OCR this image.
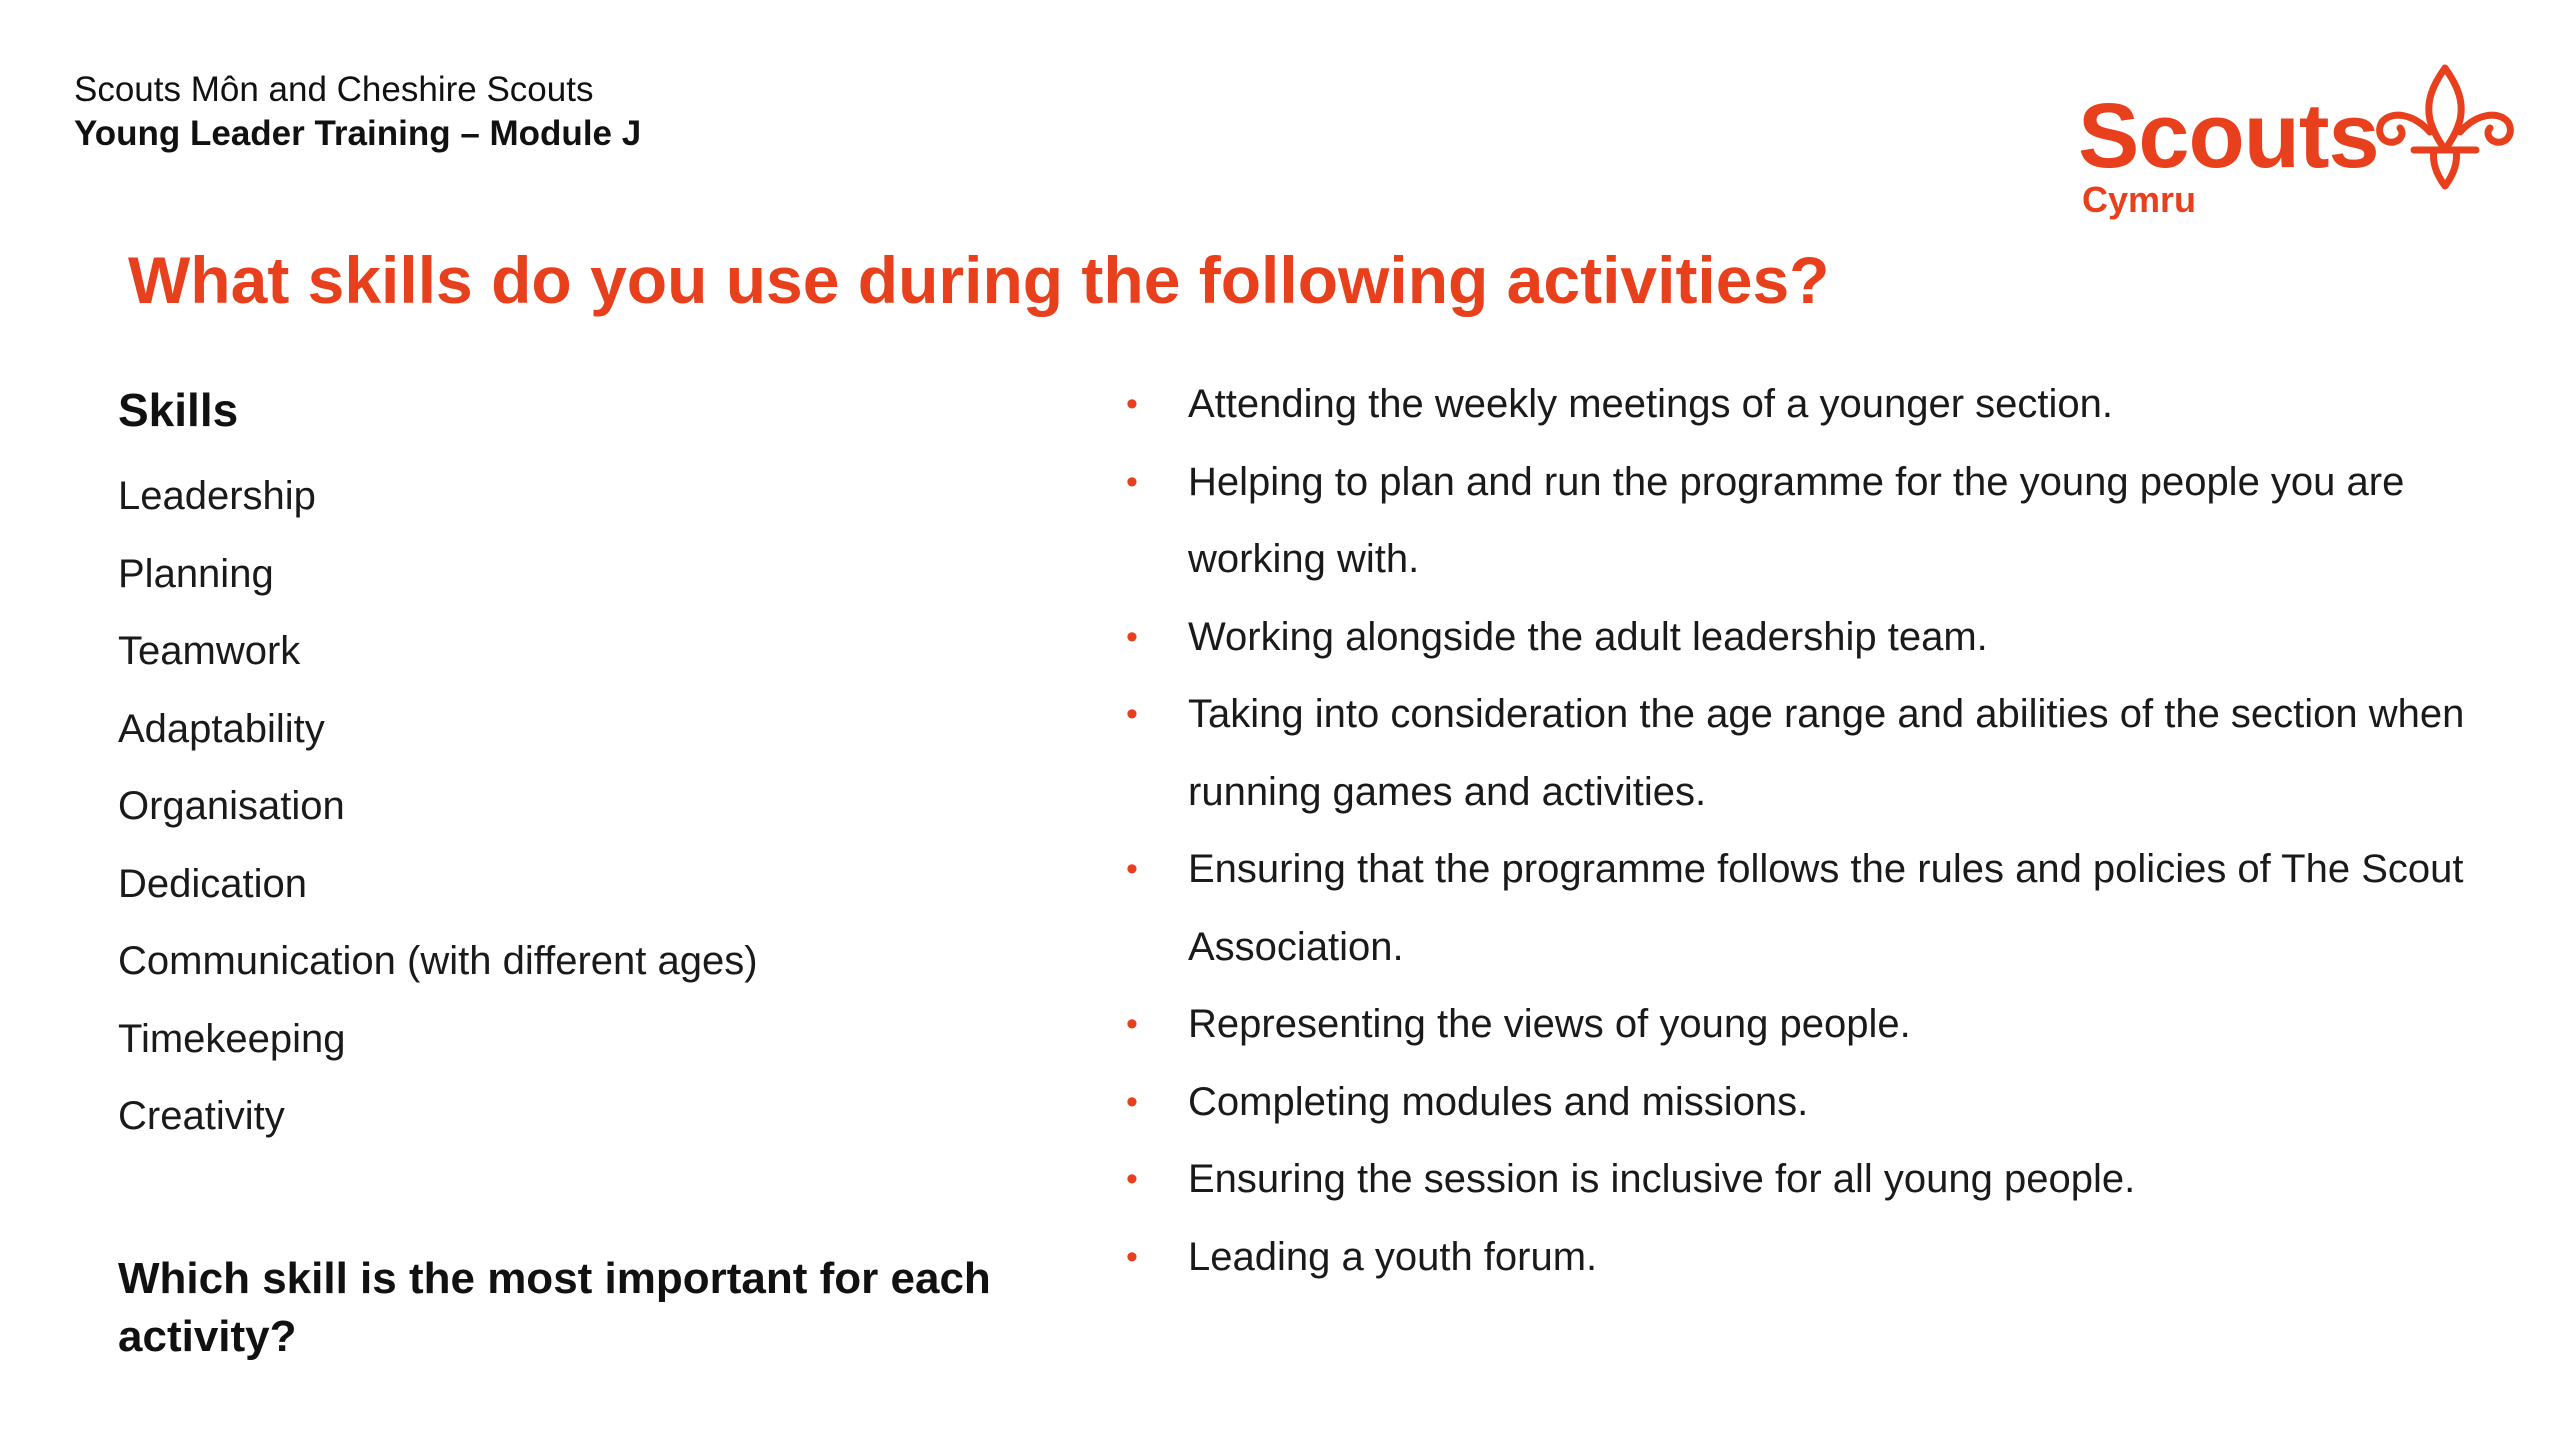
Scouts Môn and Cheshire Scouts
Young Leader Training – Module J	Scouts
Cymru
What skills do you use during the following activities?
Skills
Leadership
Planning
Teamwork
Adaptability
Organisation
Dedication
Communication (with different ages)
Timekeeping
Creativity
Which skill is the most important for each activity?
• Attending the weekly meetings of a younger section.
• Helping to plan and run the programme for the young people you are working with.
• Working alongside the adult leadership team.
• Taking into consideration the age range and abilities of the section when running games and activities.
• Ensuring that the programme follows the rules and policies of The Scout Association.
• Representing the views of young people.
• Completing modules and missions.
• Ensuring the session is inclusive for all young people.
• Leading a youth forum.
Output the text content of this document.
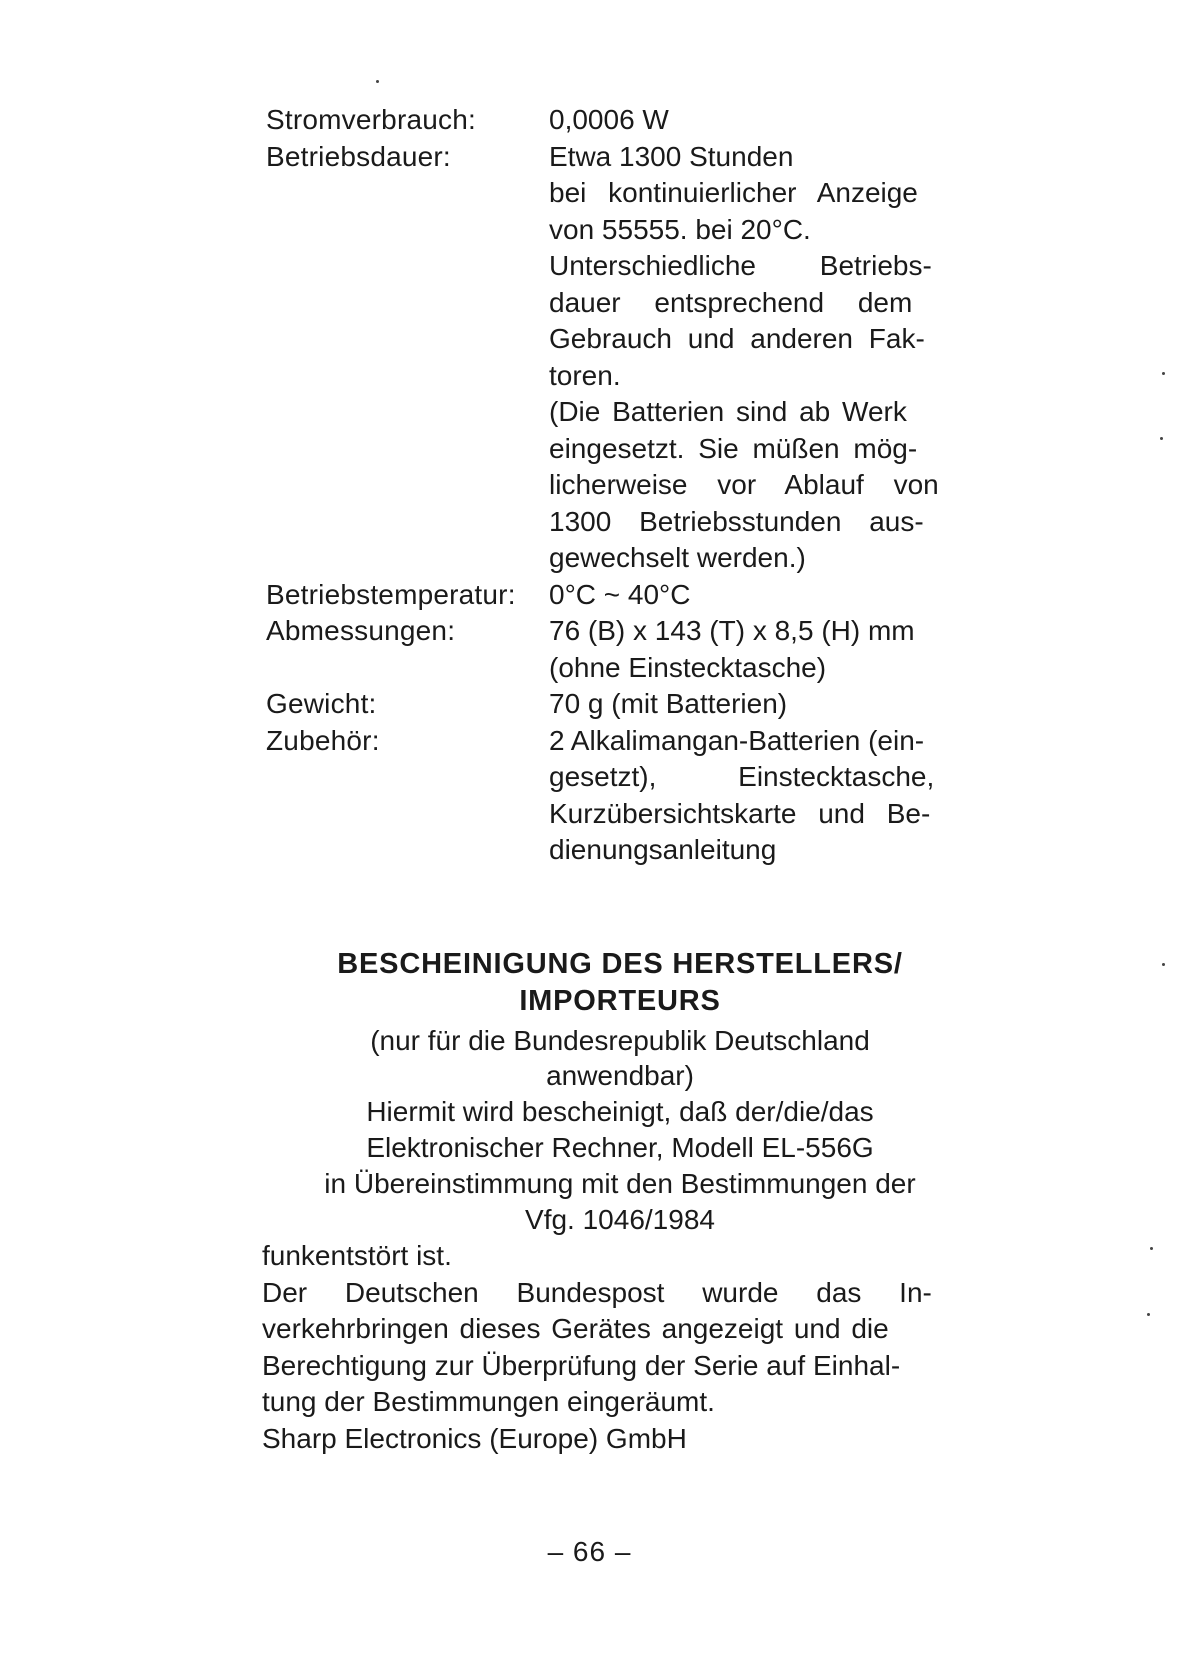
Stromverbrauch:	0,0006 W
Betriebsdauer:	Etwa 1300 Stunden
bei kontinuierlicher Anzeige
von 55555. bei 20°C.
Unterschiedliche Betriebs-
dauer entsprechend dem
Gebrauch und anderen Fak-
toren.
(Die Batterien sind ab Werk
eingesetzt. Sie müßen mög-
licherweise vor Ablauf von
1300 Betriebsstunden aus-
gewechselt werden.)
Betriebstemperatur:	0°C ~ 40°C
Abmessungen:	76 (B) x 143 (T) x 8,5 (H) mm
(ohne Einstecktasche)
Gewicht:	70 g (mit Batterien)
Zubehör:	2 Alkalimangan-Batterien (ein-
gesetzt), Einstecktasche,
Kurzübersichtskarte und Be-
dienungsanleitung
BESCHEINIGUNG DES HERSTELLERS/
IMPORTEURS
(nur für die Bundesrepublik Deutschland
anwendbar)
Hiermit wird bescheinigt, daß der/die/das
Elektronischer Rechner, Modell EL-556G
in Übereinstimmung mit den Bestimmungen der
Vfg. 1046/1984
funkentstört ist.
Der Deutschen Bundespost wurde das In-
verkehrbringen dieses Gerätes angezeigt und die
Berechtigung zur Überprüfung der Serie auf Einhal-
tung der Bestimmungen eingeräumt.
Sharp Electronics (Europe) GmbH
– 66 –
■ ■ ■ ■
DIRECTIONS: Restate the entire listing word for word, excluding pictures.

THE COMPLETED TASK:
OCR this image.
Scouts Môn and Cheshire Scouts
Young Leader Training – Module J	Scouts
Cymru
What skills do you use during the following activities?
Skills
Leadership
Planning
Teamwork
Adaptability
Organisation
Dedication
Communication (with different ages)
Timekeeping
Creativity
Which skill is the most important for each activity?
• Attending the weekly meetings of a younger section.
• Helping to plan and run the programme for the young people you are working with.
• Working alongside the adult leadership team.
• Taking into consideration the age range and abilities of the section when running games and activities.
• Ensuring that the programme follows the rules and policies of The Scout Association.
• Representing the views of young people.
• Completing modules and missions.
• Ensuring the session is inclusive for all young people.
• Leading a youth forum.
Output the text content of this document.
Stromverbrauch:	0,0006 W
Betriebsdauer:	Etwa 1300 Stunden
bei kontinuierlicher Anzeige
von 55555. bei 20°C.
Unterschiedliche Betriebs-
dauer entsprechend dem
Gebrauch und anderen Fak-
toren.
(Die Batterien sind ab Werk
eingesetzt. Sie müßen mög-
licherweise vor Ablauf von
1300 Betriebsstunden aus-
gewechselt werden.)
Betriebstemperatur:	0°C ~ 40°C
Abmessungen:	76 (B) x 143 (T) x 8,5 (H) mm
(ohne Einstecktasche)
Gewicht:	70 g (mit Batterien)
Zubehör:	2 Alkalimangan-Batterien (ein-
gesetzt), Einstecktasche,
Kurzübersichtskarte und Be-
dienungsanleitung
BESCHEINIGUNG DES HERSTELLERS/
IMPORTEURS
(nur für die Bundesrepublik Deutschland
anwendbar)
Hiermit wird bescheinigt, daß der/die/das
Elektronischer Rechner, Modell EL-556G
in Übereinstimmung mit den Bestimmungen der
Vfg. 1046/1984
funkentstört ist.
Der Deutschen Bundespost wurde das In-
verkehrbringen dieses Gerätes angezeigt und die
Berechtigung zur Überprüfung der Serie auf Einhal-
tung der Bestimmungen eingeräumt.
Sharp Electronics (Europe) GmbH
– 66 –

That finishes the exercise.